Saved data entries
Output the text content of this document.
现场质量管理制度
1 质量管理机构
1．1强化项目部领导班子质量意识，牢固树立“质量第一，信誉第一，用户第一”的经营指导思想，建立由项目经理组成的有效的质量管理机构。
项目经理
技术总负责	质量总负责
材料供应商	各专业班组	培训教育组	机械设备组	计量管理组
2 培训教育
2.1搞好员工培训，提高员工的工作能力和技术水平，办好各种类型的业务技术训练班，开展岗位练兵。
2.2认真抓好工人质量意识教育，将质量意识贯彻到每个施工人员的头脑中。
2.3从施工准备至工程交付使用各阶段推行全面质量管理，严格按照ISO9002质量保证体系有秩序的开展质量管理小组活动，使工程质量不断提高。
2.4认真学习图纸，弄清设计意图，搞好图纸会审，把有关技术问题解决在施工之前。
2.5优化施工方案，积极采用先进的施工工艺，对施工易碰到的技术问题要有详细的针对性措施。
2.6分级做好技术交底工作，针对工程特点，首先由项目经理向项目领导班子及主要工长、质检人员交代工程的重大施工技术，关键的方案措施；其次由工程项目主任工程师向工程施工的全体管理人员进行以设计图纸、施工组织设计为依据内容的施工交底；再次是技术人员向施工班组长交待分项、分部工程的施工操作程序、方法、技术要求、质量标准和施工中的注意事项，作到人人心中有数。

WHAT TO WORK ON - Above are some records; extract every one of them exactly.

FINAL RESULT -
Output the text content of this document.
现场质量管理制度
1 质量管理机构
1．1强化项目部领导班子质量意识，牢固树立“质量第一，信誉第一，用户第一”的经营指导思想，建立由项目经理组成的有效的质量管理机构。
项目经理
技术总负责	质量总负责
材料供应商	各专业班组	培训教育组	机械设备组	计量管理组
2 培训教育
2.1搞好员工培训，提高员工的工作能力和技术水平，办好各种类型的业务技术训练班，开展岗位练兵。
2.2认真抓好工人质量意识教育，将质量意识贯彻到每个施工人员的头脑中。
2.3从施工准备至工程交付使用各阶段推行全面质量管理，严格按照ISO9002质量保证体系有秩序的开展质量管理小组活动，使工程质量不断提高。
2.4认真学习图纸，弄清设计意图，搞好图纸会审，把有关技术问题解决在施工之前。
2.5优化施工方案，积极采用先进的施工工艺，对施工易碰到的技术问题要有详细的针对性措施。
2.6分级做好技术交底工作，针对工程特点，首先由项目经理向项目领导班子及主要工长、质检人员交代工程的重大施工技术，关键的方案措施；其次由工程项目主任工程师向工程施工的全体管理人员进行以设计图纸、施工组织设计为依据内容的施工交底；再次是技术人员向施工班组长交待分项、分部工程的施工操作程序、方法、技术要求、质量标准和施工中的注意事项，作到人人心中有数。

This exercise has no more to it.